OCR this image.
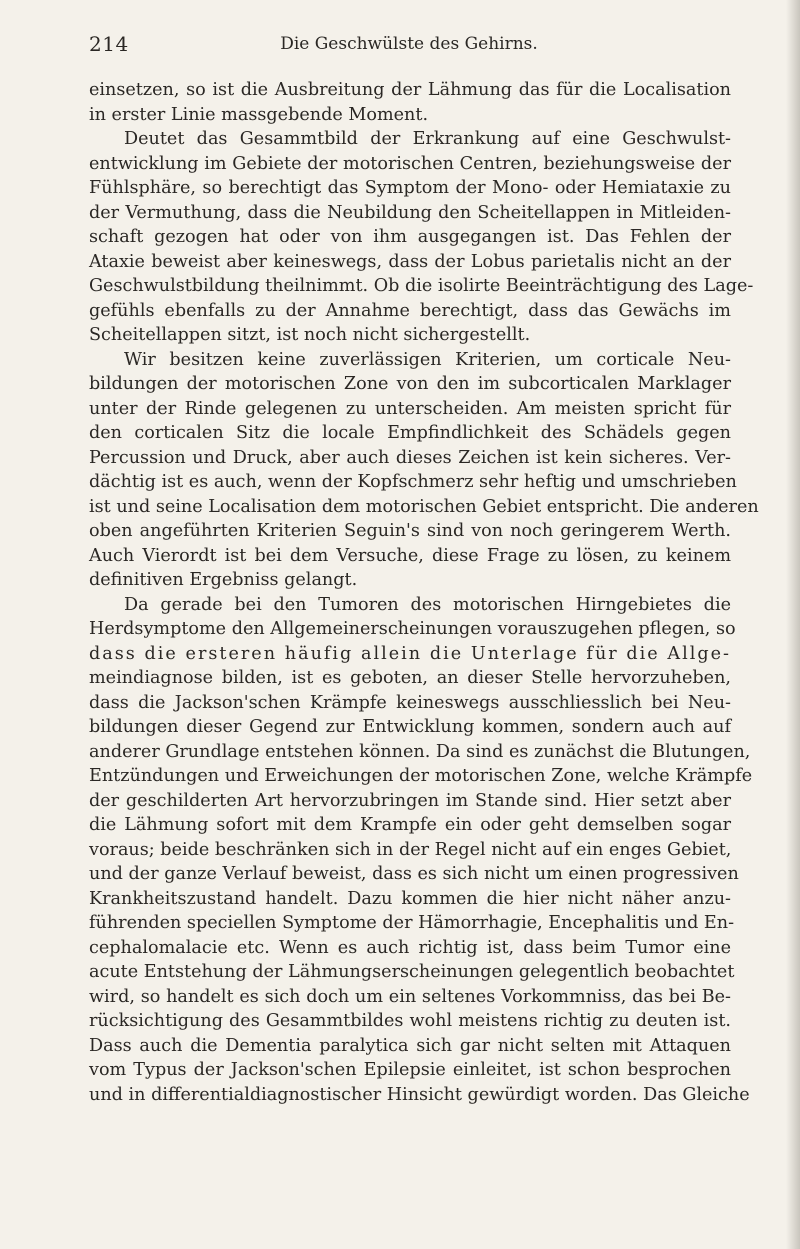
214	Die Geschwülste des Gehirns.
einsetzen, so ist die Ausbreitung der Lähmung das für die Localisation
in erster Linie massgebende Moment.
Deutet das Gesammtbild der Erkrankung auf eine Geschwulst-
entwicklung im Gebiete der motorischen Centren, beziehungsweise der
Fühlsphäre, so berechtigt das Symptom der Mono- oder Hemiataxie zu
der Vermuthung, dass die Neubildung den Scheitellappen in Mitleiden-
schaft gezogen hat oder von ihm ausgegangen ist. Das Fehlen der
Ataxie beweist aber keineswegs, dass der Lobus parietalis nicht an der
Geschwulstbildung theilnimmt. Ob die isolirte Beeinträchtigung des Lage-
gefühls ebenfalls zu der Annahme berechtigt, dass das Gewächs im
Scheitellappen sitzt, ist noch nicht sichergestellt.
Wir besitzen keine zuverlässigen Kriterien, um corticale Neu-
bildungen der motorischen Zone von den im subcorticalen Marklager
unter der Rinde gelegenen zu unterscheiden. Am meisten spricht für
den corticalen Sitz die locale Empfindlichkeit des Schädels gegen
Percussion und Druck, aber auch dieses Zeichen ist kein sicheres. Ver-
dächtig ist es auch, wenn der Kopfschmerz sehr heftig und umschrieben
ist und seine Localisation dem motorischen Gebiet entspricht. Die anderen
oben angeführten Kriterien Seguin's sind von noch geringerem Werth.
Auch Vierordt ist bei dem Versuche, diese Frage zu lösen, zu keinem
definitiven Ergebniss gelangt.
Da gerade bei den Tumoren des motorischen Hirngebietes die
Herdsymptome den Allgemeinerscheinungen vorauszugehen pflegen, so
dass die ersteren häufig allein die Unterlage für die Allge-
meindiagnose bilden, ist es geboten, an dieser Stelle hervorzuheben,
dass die Jackson'schen Krämpfe keineswegs ausschliesslich bei Neu-
bildungen dieser Gegend zur Entwicklung kommen, sondern auch auf
anderer Grundlage entstehen können. Da sind es zunächst die Blutungen,
Entzündungen und Erweichungen der motorischen Zone, welche Krämpfe
der geschilderten Art hervorzubringen im Stande sind. Hier setzt aber
die Lähmung sofort mit dem Krampfe ein oder geht demselben sogar
voraus; beide beschränken sich in der Regel nicht auf ein enges Gebiet,
und der ganze Verlauf beweist, dass es sich nicht um einen progressiven
Krankheitszustand handelt. Dazu kommen die hier nicht näher anzu-
führenden speciellen Symptome der Hämorrhagie, Encephalitis und En-
cephalomalacie etc. Wenn es auch richtig ist, dass beim Tumor eine
acute Entstehung der Lähmungserscheinungen gelegentlich beobachtet
wird, so handelt es sich doch um ein seltenes Vorkommniss, das bei Be-
rücksichtigung des Gesammtbildes wohl meistens richtig zu deuten ist.
Dass auch die Dementia paralytica sich gar nicht selten mit Attaquen
vom Typus der Jackson'schen Epilepsie einleitet, ist schon besprochen
und in differentialdiagnostischer Hinsicht gewürdigt worden. Das Gleiche
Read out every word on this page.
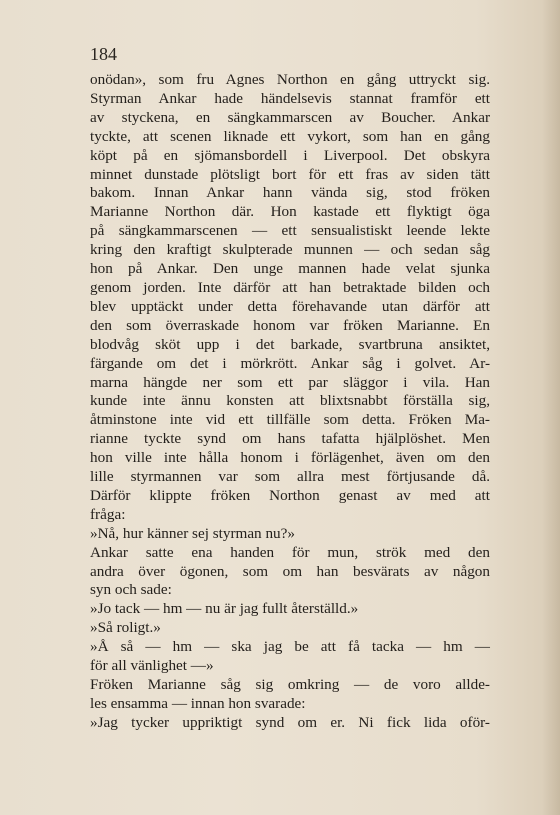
184

onödan», som fru Agnes Northon en gång uttryckt sig.
Styrman Ankar hade händelsevis stannat framför ett
av styckena, en sängkammarscen av Boucher. Ankar
tyckte, att scenen liknade ett vykort, som han en gång
köpt på en sjömansbordell i Liverpool. Det obskyra
minnet dunstade plötsligt bort för ett fras av siden tätt
bakom. Innan Ankar hann vända sig, stod fröken
Marianne Northon där. Hon kastade ett flyktigt öga
på sängkammarscenen — ett sensualistiskt leende lekte
kring den kraftigt skulpterade munnen — och sedan såg
hon på Ankar. Den unge mannen hade velat sjunka
genom jorden. Inte därför att han betraktade bilden och
blev upptäckt under detta förehavande utan därför att
den som överraskade honom var fröken Marianne. En
blodvåg sköt upp i det barkade, svartbruna ansiktet,
färgande om det i mörkrött. Ankar såg i golvet. Ar-
marna hängde ner som ett par släggor i vila. Han
kunde inte ännu konsten att blixtsnabbt förställa sig,
åtminstone inte vid ett tillfälle som detta. Fröken Ma-
rianne tyckte synd om hans tafatta hjälplöshet. Men
hon ville inte hålla honom i förlägenhet, även om den
lille styrmannen var som allra mest förtjusande då.
Därför klippte fröken Northon genast av med att
fråga:
»Nå, hur känner sej styrman nu?»
Ankar satte ena handen för mun, strök med den
andra över ögonen, som om han besvärats av någon
syn och sade:
»Jo tack — hm — nu är jag fullt återställd.»
»Så roligt.»
»Å så — hm — ska jag be att få tacka — hm —
för all vänlighet —»
Fröken Marianne såg sig omkring — de voro allde-
les ensamma — innan hon svarade:
»Jag tycker uppriktigt synd om er. Ni fick lida oför-
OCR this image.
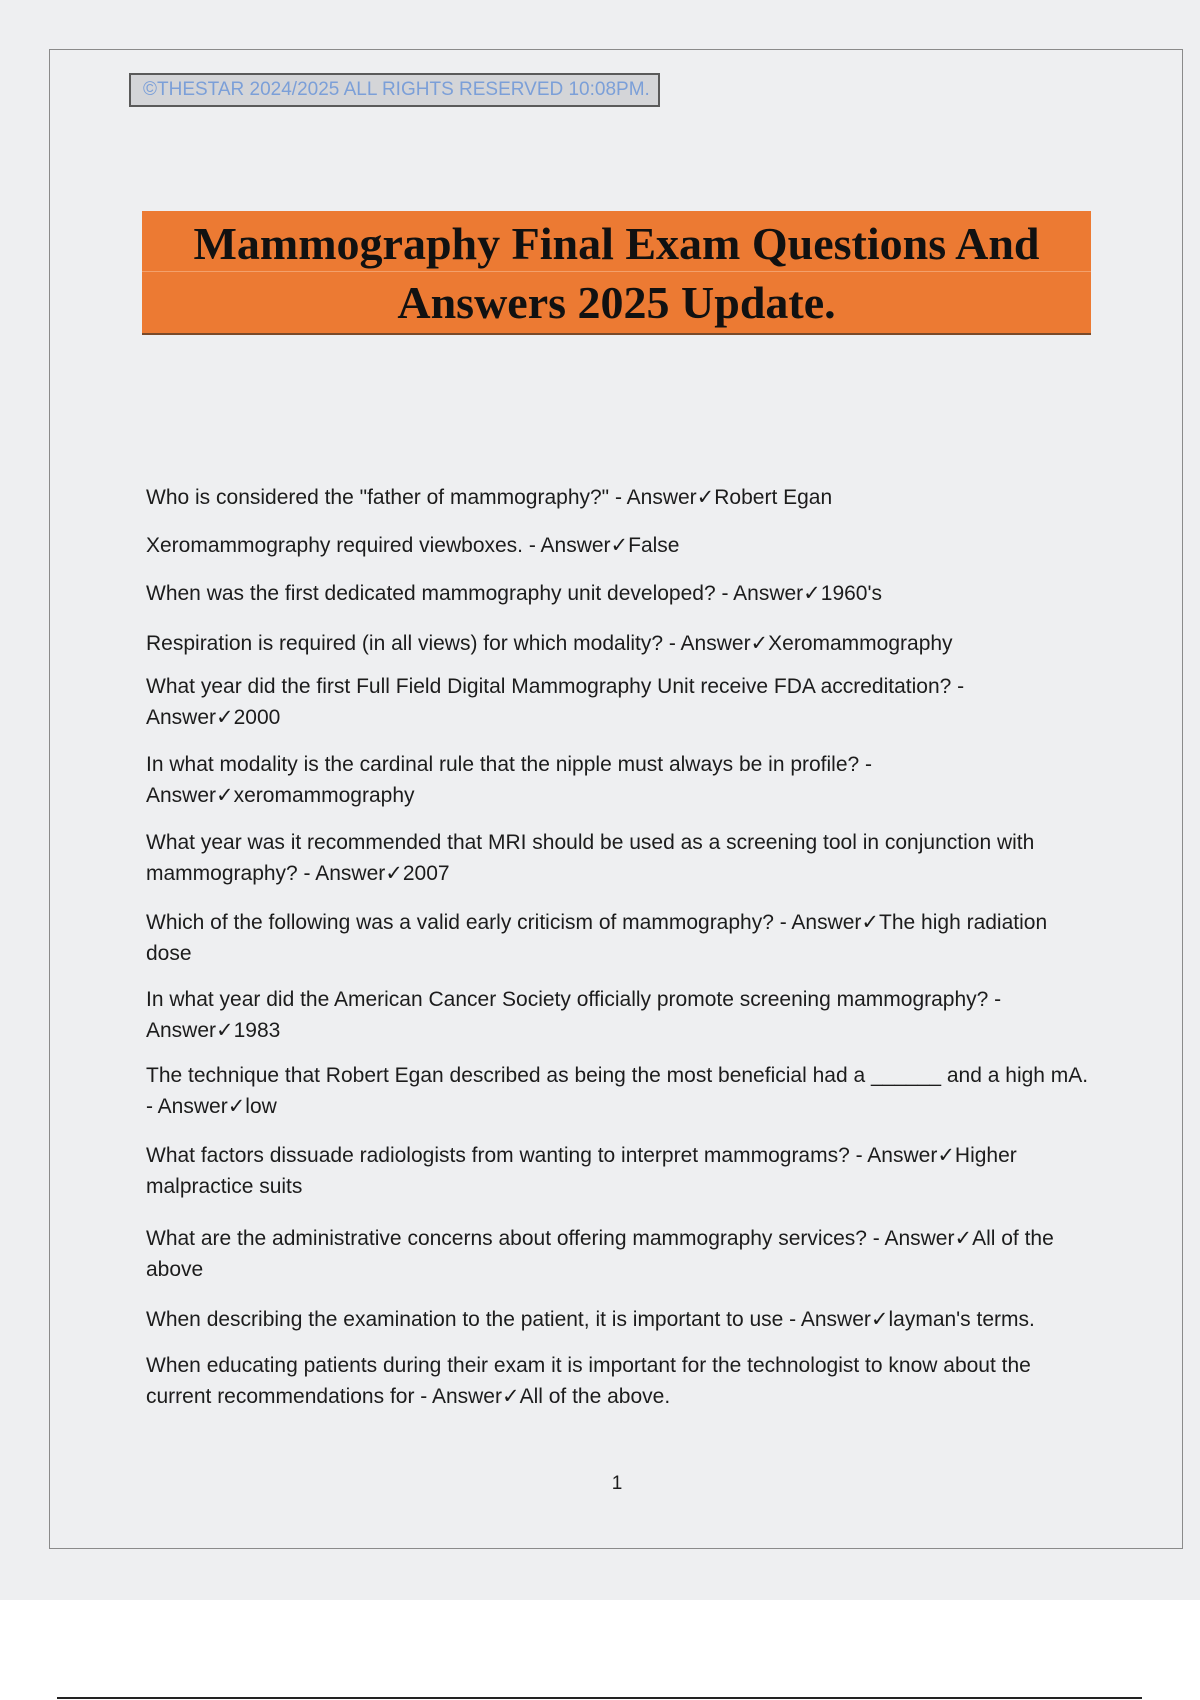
©THESTAR 2024/2025 ALL RIGHTS RESERVED 10:08PM.
Mammography Final Exam Questions And
Answers 2025 Update.
Who is considered the "father of mammography?" - Answer✓Robert Egan
Xeromammography required viewboxes. - Answer✓False
When was the first dedicated mammography unit developed? - Answer✓1960's
Respiration is required (in all views) for which modality? - Answer✓Xeromammography
What year did the first Full Field Digital Mammography Unit receive FDA accreditation? - Answer✓2000
In what modality is the cardinal rule that the nipple must always be in profile? - Answer✓xeromammography
What year was it recommended that MRI should be used as a screening tool in conjunction with mammography? - Answer✓2007
Which of the following was a valid early criticism of mammography? - Answer✓The high radiation dose
In what year did the American Cancer Society officially promote screening mammography? - Answer✓1983
The technique that Robert Egan described as being the most beneficial had a ______ and a high mA. - Answer✓low
What factors dissuade radiologists from wanting to interpret mammograms? - Answer✓Higher malpractice suits
What are the administrative concerns about offering mammography services? - Answer✓All of the above
When describing the examination to the patient, it is important to use - Answer✓layman's terms.
When educating patients during their exam it is important for the technologist to know about the current recommendations for - Answer✓All of the above.
1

* Prompt *
Above are the records; repeat them exactly, omitting every picture.

* Expected answer *
OCR this image.
214	Die Geschwülste des Gehirns.
einsetzen, so ist die Ausbreitung der Lähmung das für die Localisation
in erster Linie massgebende Moment.
Deutet das Gesammtbild der Erkrankung auf eine Geschwulst-
entwicklung im Gebiete der motorischen Centren, beziehungsweise der
Fühlsphäre, so berechtigt das Symptom der Mono- oder Hemiataxie zu
der Vermuthung, dass die Neubildung den Scheitellappen in Mitleiden-
schaft gezogen hat oder von ihm ausgegangen ist. Das Fehlen der
Ataxie beweist aber keineswegs, dass der Lobus parietalis nicht an der
Geschwulstbildung theilnimmt. Ob die isolirte Beeinträchtigung des Lage-
gefühls ebenfalls zu der Annahme berechtigt, dass das Gewächs im
Scheitellappen sitzt, ist noch nicht sichergestellt.
Wir besitzen keine zuverlässigen Kriterien, um corticale Neu-
bildungen der motorischen Zone von den im subcorticalen Marklager
unter der Rinde gelegenen zu unterscheiden. Am meisten spricht für
den corticalen Sitz die locale Empfindlichkeit des Schädels gegen
Percussion und Druck, aber auch dieses Zeichen ist kein sicheres. Ver-
dächtig ist es auch, wenn der Kopfschmerz sehr heftig und umschrieben
ist und seine Localisation dem motorischen Gebiet entspricht. Die anderen
oben angeführten Kriterien Seguin's sind von noch geringerem Werth.
Auch Vierordt ist bei dem Versuche, diese Frage zu lösen, zu keinem
definitiven Ergebniss gelangt.
Da gerade bei den Tumoren des motorischen Hirngebietes die
Herdsymptome den Allgemeinerscheinungen vorauszugehen pflegen, so
dass die ersteren häufig allein die Unterlage für die Allge-
meindiagnose bilden, ist es geboten, an dieser Stelle hervorzuheben,
dass die Jackson'schen Krämpfe keineswegs ausschliesslich bei Neu-
bildungen dieser Gegend zur Entwicklung kommen, sondern auch auf
anderer Grundlage entstehen können. Da sind es zunächst die Blutungen,
Entzündungen und Erweichungen der motorischen Zone, welche Krämpfe
der geschilderten Art hervorzubringen im Stande sind. Hier setzt aber
die Lähmung sofort mit dem Krampfe ein oder geht demselben sogar
voraus; beide beschränken sich in der Regel nicht auf ein enges Gebiet,
und der ganze Verlauf beweist, dass es sich nicht um einen progressiven
Krankheitszustand handelt. Dazu kommen die hier nicht näher anzu-
führenden speciellen Symptome der Hämorrhagie, Encephalitis und En-
cephalomalacie etc. Wenn es auch richtig ist, dass beim Tumor eine
acute Entstehung der Lähmungserscheinungen gelegentlich beobachtet
wird, so handelt es sich doch um ein seltenes Vorkommniss, das bei Be-
rücksichtigung des Gesammtbildes wohl meistens richtig zu deuten ist.
Dass auch die Dementia paralytica sich gar nicht selten mit Attaquen
vom Typus der Jackson'schen Epilepsie einleitet, ist schon besprochen
und in differentialdiagnostischer Hinsicht gewürdigt worden. Das Gleiche
Read out every word on this page.
184

onödan», som fru Agnes Northon en gång uttryckt sig.
Styrman Ankar hade händelsevis stannat framför ett
av styckena, en sängkammarscen av Boucher. Ankar
tyckte, att scenen liknade ett vykort, som han en gång
köpt på en sjömansbordell i Liverpool. Det obskyra
minnet dunstade plötsligt bort för ett fras av siden tätt
bakom. Innan Ankar hann vända sig, stod fröken
Marianne Northon där. Hon kastade ett flyktigt öga
på sängkammarscenen — ett sensualistiskt leende lekte
kring den kraftigt skulpterade munnen — och sedan såg
hon på Ankar. Den unge mannen hade velat sjunka
genom jorden. Inte därför att han betraktade bilden och
blev upptäckt under detta förehavande utan därför att
den som överraskade honom var fröken Marianne. En
blodvåg sköt upp i det barkade, svartbruna ansiktet,
färgande om det i mörkrött. Ankar såg i golvet. Ar-
marna hängde ner som ett par släggor i vila. Han
kunde inte ännu konsten att blixtsnabbt förställa sig,
åtminstone inte vid ett tillfälle som detta. Fröken Ma-
rianne tyckte synd om hans tafatta hjälplöshet. Men
hon ville inte hålla honom i förlägenhet, även om den
lille styrmannen var som allra mest förtjusande då.
Därför klippte fröken Northon genast av med att
fråga:
»Nå, hur känner sej styrman nu?»
Ankar satte ena handen för mun, strök med den
andra över ögonen, som om han besvärats av någon
syn och sade:
»Jo tack — hm — nu är jag fullt återställd.»
»Så roligt.»
»Å så — hm — ska jag be att få tacka — hm —
för all vänlighet —»
Fröken Marianne såg sig omkring — de voro allde-
les ensamma — innan hon svarade:
»Jag tycker uppriktigt synd om er. Ni fick lida oför-
OCR this image.
©THESTAR 2024/2025 ALL RIGHTS RESERVED 10:08PM.
Mammography Final Exam Questions And
Answers 2025 Update.
Who is considered the "father of mammography?" - Answer✓Robert Egan
Xeromammography required viewboxes. - Answer✓False
When was the first dedicated mammography unit developed? - Answer✓1960's
Respiration is required (in all views) for which modality? - Answer✓Xeromammography
What year did the first Full Field Digital Mammography Unit receive FDA accreditation? - Answer✓2000
In what modality is the cardinal rule that the nipple must always be in profile? - Answer✓xeromammography
What year was it recommended that MRI should be used as a screening tool in conjunction with mammography? - Answer✓2007
Which of the following was a valid early criticism of mammography? - Answer✓The high radiation dose
In what year did the American Cancer Society officially promote screening mammography? - Answer✓1983
The technique that Robert Egan described as being the most beneficial had a ______ and a high mA. - Answer✓low
What factors dissuade radiologists from wanting to interpret mammograms? - Answer✓Higher malpractice suits
What are the administrative concerns about offering mammography services? - Answer✓All of the above
When describing the examination to the patient, it is important to use - Answer✓layman's terms.
When educating patients during their exam it is important for the technologist to know about the current recommendations for - Answer✓All of the above.
1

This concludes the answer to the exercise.